**Excerpted data**
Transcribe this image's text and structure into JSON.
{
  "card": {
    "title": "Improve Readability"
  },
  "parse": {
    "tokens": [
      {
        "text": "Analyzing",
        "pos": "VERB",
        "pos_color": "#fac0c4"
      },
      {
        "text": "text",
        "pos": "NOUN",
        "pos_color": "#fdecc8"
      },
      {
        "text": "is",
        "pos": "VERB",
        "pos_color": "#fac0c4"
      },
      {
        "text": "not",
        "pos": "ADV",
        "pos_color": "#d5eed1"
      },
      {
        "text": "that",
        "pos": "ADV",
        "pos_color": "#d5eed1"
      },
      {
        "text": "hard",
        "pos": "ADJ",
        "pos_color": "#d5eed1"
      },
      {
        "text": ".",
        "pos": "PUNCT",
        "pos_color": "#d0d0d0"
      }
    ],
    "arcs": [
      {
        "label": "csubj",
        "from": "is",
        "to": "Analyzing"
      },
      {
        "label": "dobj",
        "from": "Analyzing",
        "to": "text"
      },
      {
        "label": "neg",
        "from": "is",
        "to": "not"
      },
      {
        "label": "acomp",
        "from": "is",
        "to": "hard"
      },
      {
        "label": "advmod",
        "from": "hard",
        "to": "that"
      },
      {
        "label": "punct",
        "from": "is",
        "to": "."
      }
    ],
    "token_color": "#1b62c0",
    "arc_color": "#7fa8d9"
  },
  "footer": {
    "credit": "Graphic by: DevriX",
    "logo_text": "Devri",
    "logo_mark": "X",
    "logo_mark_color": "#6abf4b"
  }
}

**Exercise requirements**
Write the material out exactly, with nothing left out.

**Response**
Transcribe this image's text and structure into JSON.
{
  "card": {
    "title": "Improve Readability"
  },
  "parse": {
    "tokens": [
      {
        "text": "Analyzing",
        "pos": "VERB",
        "pos_color": "#fac0c4"
      },
      {
        "text": "text",
        "pos": "NOUN",
        "pos_color": "#fdecc8"
      },
      {
        "text": "is",
        "pos": "VERB",
        "pos_color": "#fac0c4"
      },
      {
        "text": "not",
        "pos": "ADV",
        "pos_color": "#d5eed1"
      },
      {
        "text": "that",
        "pos": "ADV",
        "pos_color": "#d5eed1"
      },
      {
        "text": "hard",
        "pos": "ADJ",
        "pos_color": "#d5eed1"
      },
      {
        "text": ".",
        "pos": "PUNCT",
        "pos_color": "#d0d0d0"
      }
    ],
    "arcs": [
      {
        "label": "csubj",
        "from": "is",
        "to": "Analyzing"
      },
      {
        "label": "dobj",
        "from": "Analyzing",
        "to": "text"
      },
      {
        "label": "neg",
        "from": "is",
        "to": "not"
      },
      {
        "label": "acomp",
        "from": "is",
        "to": "hard"
      },
      {
        "label": "advmod",
        "from": "hard",
        "to": "that"
      },
      {
        "label": "punct",
        "from": "is",
        "to": "."
      }
    ],
    "token_color": "#1b62c0",
    "arc_color": "#7fa8d9"
  },
  "footer": {
    "credit": "Graphic by: DevriX",
    "logo_text": "Devri",
    "logo_mark": "X",
    "logo_mark_color": "#6abf4b"
  }
}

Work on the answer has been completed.